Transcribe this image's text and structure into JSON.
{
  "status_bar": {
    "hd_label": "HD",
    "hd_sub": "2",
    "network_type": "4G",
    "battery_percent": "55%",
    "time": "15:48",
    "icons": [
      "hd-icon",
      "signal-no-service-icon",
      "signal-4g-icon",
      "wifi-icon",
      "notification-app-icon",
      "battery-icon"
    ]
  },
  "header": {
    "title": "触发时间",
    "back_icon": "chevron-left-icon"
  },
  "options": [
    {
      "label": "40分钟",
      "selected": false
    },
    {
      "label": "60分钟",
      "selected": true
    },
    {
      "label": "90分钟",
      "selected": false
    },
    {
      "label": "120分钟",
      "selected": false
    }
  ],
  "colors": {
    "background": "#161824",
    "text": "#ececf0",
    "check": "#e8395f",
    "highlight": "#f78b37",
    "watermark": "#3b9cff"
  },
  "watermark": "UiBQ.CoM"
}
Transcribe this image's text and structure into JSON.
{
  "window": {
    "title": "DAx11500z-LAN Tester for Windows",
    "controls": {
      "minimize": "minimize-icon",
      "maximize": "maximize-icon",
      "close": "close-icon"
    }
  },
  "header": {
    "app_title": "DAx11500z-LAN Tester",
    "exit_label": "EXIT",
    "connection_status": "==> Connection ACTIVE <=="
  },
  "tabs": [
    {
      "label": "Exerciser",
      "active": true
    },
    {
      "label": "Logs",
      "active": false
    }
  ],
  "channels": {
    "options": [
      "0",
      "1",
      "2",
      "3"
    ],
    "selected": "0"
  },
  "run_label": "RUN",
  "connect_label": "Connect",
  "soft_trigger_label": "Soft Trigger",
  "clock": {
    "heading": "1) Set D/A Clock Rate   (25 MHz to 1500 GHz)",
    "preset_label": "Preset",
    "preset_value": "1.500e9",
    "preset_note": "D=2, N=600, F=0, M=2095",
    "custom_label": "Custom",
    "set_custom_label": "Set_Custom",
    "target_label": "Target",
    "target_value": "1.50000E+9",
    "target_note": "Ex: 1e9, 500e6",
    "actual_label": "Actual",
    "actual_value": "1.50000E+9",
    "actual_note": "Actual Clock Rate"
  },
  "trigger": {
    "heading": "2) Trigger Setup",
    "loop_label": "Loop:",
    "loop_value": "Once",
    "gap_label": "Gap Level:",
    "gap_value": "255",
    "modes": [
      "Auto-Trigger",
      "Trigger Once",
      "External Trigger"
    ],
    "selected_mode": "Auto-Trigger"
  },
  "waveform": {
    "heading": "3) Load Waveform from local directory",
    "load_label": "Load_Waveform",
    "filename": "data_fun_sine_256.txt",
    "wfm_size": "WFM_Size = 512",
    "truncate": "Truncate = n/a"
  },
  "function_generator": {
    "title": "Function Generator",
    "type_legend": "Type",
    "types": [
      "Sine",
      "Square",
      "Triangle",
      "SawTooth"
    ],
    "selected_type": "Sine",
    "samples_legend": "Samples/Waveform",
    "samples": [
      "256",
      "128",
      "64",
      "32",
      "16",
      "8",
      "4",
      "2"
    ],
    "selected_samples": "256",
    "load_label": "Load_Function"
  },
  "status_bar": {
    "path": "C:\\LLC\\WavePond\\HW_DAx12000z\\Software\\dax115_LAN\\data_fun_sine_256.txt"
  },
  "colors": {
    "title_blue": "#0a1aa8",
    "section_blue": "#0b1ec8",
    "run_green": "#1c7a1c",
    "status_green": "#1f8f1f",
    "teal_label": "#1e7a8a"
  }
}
_ _ _ _ _
◆ Requirements ◆
The records above should all be quoted exactly, please.

◆ Solution for this exercise ◆
Transcribe this image's text and structure into JSON.
{
  "status_bar": {
    "hd_label": "HD",
    "hd_sub": "2",
    "network_type": "4G",
    "battery_percent": "55%",
    "time": "15:48",
    "icons": [
      "hd-icon",
      "signal-no-service-icon",
      "signal-4g-icon",
      "wifi-icon",
      "notification-app-icon",
      "battery-icon"
    ]
  },
  "header": {
    "title": "触发时间",
    "back_icon": "chevron-left-icon"
  },
  "options": [
    {
      "label": "40分钟",
      "selected": false
    },
    {
      "label": "60分钟",
      "selected": true
    },
    {
      "label": "90分钟",
      "selected": false
    },
    {
      "label": "120分钟",
      "selected": false
    }
  ],
  "colors": {
    "background": "#161824",
    "text": "#ececf0",
    "check": "#e8395f",
    "highlight": "#f78b37",
    "watermark": "#3b9cff"
  },
  "watermark": "UiBQ.CoM"
}
Transcribe this image's text and structure into JSON.
{
  "window": {
    "title": "DAx11500z-LAN Tester for Windows",
    "controls": {
      "minimize": "minimize-icon",
      "maximize": "maximize-icon",
      "close": "close-icon"
    }
  },
  "header": {
    "app_title": "DAx11500z-LAN Tester",
    "exit_label": "EXIT",
    "connection_status": "==> Connection ACTIVE <=="
  },
  "tabs": [
    {
      "label": "Exerciser",
      "active": true
    },
    {
      "label": "Logs",
      "active": false
    }
  ],
  "channels": {
    "options": [
      "0",
      "1",
      "2",
      "3"
    ],
    "selected": "0"
  },
  "run_label": "RUN",
  "connect_label": "Connect",
  "soft_trigger_label": "Soft Trigger",
  "clock": {
    "heading": "1) Set D/A Clock Rate   (25 MHz to 1500 GHz)",
    "preset_label": "Preset",
    "preset_value": "1.500e9",
    "preset_note": "D=2, N=600, F=0, M=2095",
    "custom_label": "Custom",
    "set_custom_label": "Set_Custom",
    "target_label": "Target",
    "target_value": "1.50000E+9",
    "target_note": "Ex: 1e9, 500e6",
    "actual_label": "Actual",
    "actual_value": "1.50000E+9",
    "actual_note": "Actual Clock Rate"
  },
  "trigger": {
    "heading": "2) Trigger Setup",
    "loop_label": "Loop:",
    "loop_value": "Once",
    "gap_label": "Gap Level:",
    "gap_value": "255",
    "modes": [
      "Auto-Trigger",
      "Trigger Once",
      "External Trigger"
    ],
    "selected_mode": "Auto-Trigger"
  },
  "waveform": {
    "heading": "3) Load Waveform from local directory",
    "load_label": "Load_Waveform",
    "filename": "data_fun_sine_256.txt",
    "wfm_size": "WFM_Size = 512",
    "truncate": "Truncate = n/a"
  },
  "function_generator": {
    "title": "Function Generator",
    "type_legend": "Type",
    "types": [
      "Sine",
      "Square",
      "Triangle",
      "SawTooth"
    ],
    "selected_type": "Sine",
    "samples_legend": "Samples/Waveform",
    "samples": [
      "256",
      "128",
      "64",
      "32",
      "16",
      "8",
      "4",
      "2"
    ],
    "selected_samples": "256",
    "load_label": "Load_Function"
  },
  "status_bar": {
    "path": "C:\\LLC\\WavePond\\HW_DAx12000z\\Software\\dax115_LAN\\data_fun_sine_256.txt"
  },
  "colors": {
    "title_blue": "#0a1aa8",
    "section_blue": "#0b1ec8",
    "run_green": "#1c7a1c",
    "status_green": "#1f8f1f",
    "teal_label": "#1e7a8a"
  }
}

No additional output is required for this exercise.